**Dataset records on visual material**
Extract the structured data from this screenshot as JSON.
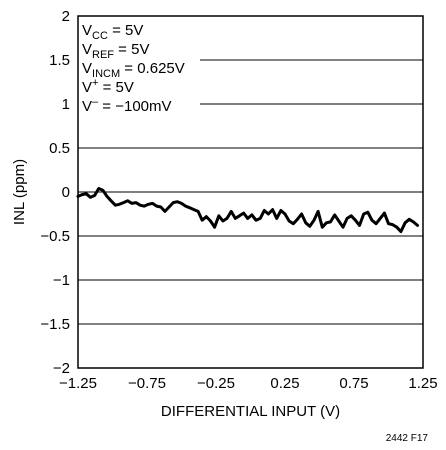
{
  "chart_data": {
    "type": "line",
    "xlabel": "DIFFERENTIAL INPUT (V)",
    "ylabel": "INL (ppm)",
    "xlim": [
      -1.25,
      1.25
    ],
    "ylim": [
      -2,
      2
    ],
    "xticks": [
      -1.25,
      -0.75,
      -0.25,
      0.25,
      0.75,
      1.25
    ],
    "xtick_labels": [
      "−1.25",
      "−0.75",
      "−0.25",
      "0.25",
      "0.75",
      "1.25"
    ],
    "yticks": [
      -2,
      -1.5,
      -1,
      -0.5,
      0,
      0.5,
      1,
      1.5,
      2
    ],
    "ytick_labels": [
      "−2",
      "−1.5",
      "−1",
      "−0.5",
      "0",
      "0.5",
      "1",
      "1.5",
      "2"
    ],
    "grid": "horizontal",
    "conditions": [
      {
        "main": "V",
        "sub": "CC",
        "sup": "",
        "rest": " = 5V"
      },
      {
        "main": "V",
        "sub": "REF",
        "sup": "",
        "rest": " = 5V"
      },
      {
        "main": "V",
        "sub": "INCM",
        "sup": "",
        "rest": " = 0.625V"
      },
      {
        "main": "V",
        "sub": "",
        "sup": "+",
        "rest": " = 5V"
      },
      {
        "main": "V",
        "sub": "",
        "sup": "–",
        "rest": " = −100mV"
      }
    ],
    "figure_id": "2442 F17",
    "series": [
      {
        "color": "#000000",
        "x": [
          -1.25,
          -1.22,
          -1.19,
          -1.16,
          -1.13,
          -1.1,
          -1.07,
          -1.04,
          -1.01,
          -0.98,
          -0.95,
          -0.92,
          -0.89,
          -0.86,
          -0.83,
          -0.8,
          -0.77,
          -0.74,
          -0.71,
          -0.68,
          -0.65,
          -0.62,
          -0.59,
          -0.56,
          -0.53,
          -0.5,
          -0.47,
          -0.44,
          -0.41,
          -0.38,
          -0.35,
          -0.32,
          -0.29,
          -0.26,
          -0.23,
          -0.2,
          -0.17,
          -0.14,
          -0.11,
          -0.08,
          -0.05,
          -0.02,
          0.01,
          0.04,
          0.07,
          0.1,
          0.13,
          0.16,
          0.19,
          0.22,
          0.25,
          0.28,
          0.31,
          0.34,
          0.37,
          0.4,
          0.43,
          0.46,
          0.49,
          0.52,
          0.55,
          0.58,
          0.61,
          0.64,
          0.67,
          0.7,
          0.73,
          0.76,
          0.79,
          0.82,
          0.85,
          0.88,
          0.91,
          0.94,
          0.97,
          1.0,
          1.03,
          1.06,
          1.09,
          1.12,
          1.15,
          1.18,
          1.21
        ],
        "y": [
          -0.05,
          -0.03,
          -0.02,
          -0.06,
          -0.04,
          0.04,
          0.02,
          -0.05,
          -0.1,
          -0.15,
          -0.14,
          -0.12,
          -0.1,
          -0.13,
          -0.12,
          -0.15,
          -0.16,
          -0.14,
          -0.13,
          -0.16,
          -0.17,
          -0.22,
          -0.17,
          -0.12,
          -0.11,
          -0.13,
          -0.16,
          -0.18,
          -0.2,
          -0.22,
          -0.32,
          -0.28,
          -0.33,
          -0.4,
          -0.27,
          -0.33,
          -0.3,
          -0.22,
          -0.3,
          -0.27,
          -0.24,
          -0.3,
          -0.26,
          -0.32,
          -0.3,
          -0.21,
          -0.25,
          -0.2,
          -0.3,
          -0.21,
          -0.25,
          -0.33,
          -0.36,
          -0.31,
          -0.25,
          -0.35,
          -0.39,
          -0.32,
          -0.22,
          -0.4,
          -0.35,
          -0.34,
          -0.26,
          -0.33,
          -0.4,
          -0.3,
          -0.27,
          -0.32,
          -0.38,
          -0.25,
          -0.23,
          -0.32,
          -0.36,
          -0.3,
          -0.24,
          -0.36,
          -0.37,
          -0.4,
          -0.45,
          -0.35,
          -0.31,
          -0.34,
          -0.38
        ]
      }
    ]
  }
}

**What you need to do**
Retype the entries word for word. Omit any images.

**Output for this task**
Extract the structured data from this screenshot as JSON.
{
  "chart_data": {
    "type": "line",
    "xlabel": "DIFFERENTIAL INPUT (V)",
    "ylabel": "INL (ppm)",
    "xlim": [
      -1.25,
      1.25
    ],
    "ylim": [
      -2,
      2
    ],
    "xticks": [
      -1.25,
      -0.75,
      -0.25,
      0.25,
      0.75,
      1.25
    ],
    "xtick_labels": [
      "−1.25",
      "−0.75",
      "−0.25",
      "0.25",
      "0.75",
      "1.25"
    ],
    "yticks": [
      -2,
      -1.5,
      -1,
      -0.5,
      0,
      0.5,
      1,
      1.5,
      2
    ],
    "ytick_labels": [
      "−2",
      "−1.5",
      "−1",
      "−0.5",
      "0",
      "0.5",
      "1",
      "1.5",
      "2"
    ],
    "grid": "horizontal",
    "conditions": [
      {
        "main": "V",
        "sub": "CC",
        "sup": "",
        "rest": " = 5V"
      },
      {
        "main": "V",
        "sub": "REF",
        "sup": "",
        "rest": " = 5V"
      },
      {
        "main": "V",
        "sub": "INCM",
        "sup": "",
        "rest": " = 0.625V"
      },
      {
        "main": "V",
        "sub": "",
        "sup": "+",
        "rest": " = 5V"
      },
      {
        "main": "V",
        "sub": "",
        "sup": "–",
        "rest": " = −100mV"
      }
    ],
    "figure_id": "2442 F17",
    "series": [
      {
        "color": "#000000",
        "x": [
          -1.25,
          -1.22,
          -1.19,
          -1.16,
          -1.13,
          -1.1,
          -1.07,
          -1.04,
          -1.01,
          -0.98,
          -0.95,
          -0.92,
          -0.89,
          -0.86,
          -0.83,
          -0.8,
          -0.77,
          -0.74,
          -0.71,
          -0.68,
          -0.65,
          -0.62,
          -0.59,
          -0.56,
          -0.53,
          -0.5,
          -0.47,
          -0.44,
          -0.41,
          -0.38,
          -0.35,
          -0.32,
          -0.29,
          -0.26,
          -0.23,
          -0.2,
          -0.17,
          -0.14,
          -0.11,
          -0.08,
          -0.05,
          -0.02,
          0.01,
          0.04,
          0.07,
          0.1,
          0.13,
          0.16,
          0.19,
          0.22,
          0.25,
          0.28,
          0.31,
          0.34,
          0.37,
          0.4,
          0.43,
          0.46,
          0.49,
          0.52,
          0.55,
          0.58,
          0.61,
          0.64,
          0.67,
          0.7,
          0.73,
          0.76,
          0.79,
          0.82,
          0.85,
          0.88,
          0.91,
          0.94,
          0.97,
          1.0,
          1.03,
          1.06,
          1.09,
          1.12,
          1.15,
          1.18,
          1.21
        ],
        "y": [
          -0.05,
          -0.03,
          -0.02,
          -0.06,
          -0.04,
          0.04,
          0.02,
          -0.05,
          -0.1,
          -0.15,
          -0.14,
          -0.12,
          -0.1,
          -0.13,
          -0.12,
          -0.15,
          -0.16,
          -0.14,
          -0.13,
          -0.16,
          -0.17,
          -0.22,
          -0.17,
          -0.12,
          -0.11,
          -0.13,
          -0.16,
          -0.18,
          -0.2,
          -0.22,
          -0.32,
          -0.28,
          -0.33,
          -0.4,
          -0.27,
          -0.33,
          -0.3,
          -0.22,
          -0.3,
          -0.27,
          -0.24,
          -0.3,
          -0.26,
          -0.32,
          -0.3,
          -0.21,
          -0.25,
          -0.2,
          -0.3,
          -0.21,
          -0.25,
          -0.33,
          -0.36,
          -0.31,
          -0.25,
          -0.35,
          -0.39,
          -0.32,
          -0.22,
          -0.4,
          -0.35,
          -0.34,
          -0.26,
          -0.33,
          -0.4,
          -0.3,
          -0.27,
          -0.32,
          -0.38,
          -0.25,
          -0.23,
          -0.32,
          -0.36,
          -0.3,
          -0.24,
          -0.36,
          -0.37,
          -0.4,
          -0.45,
          -0.35,
          -0.31,
          -0.34,
          -0.38
        ]
      }
    ]
  }
}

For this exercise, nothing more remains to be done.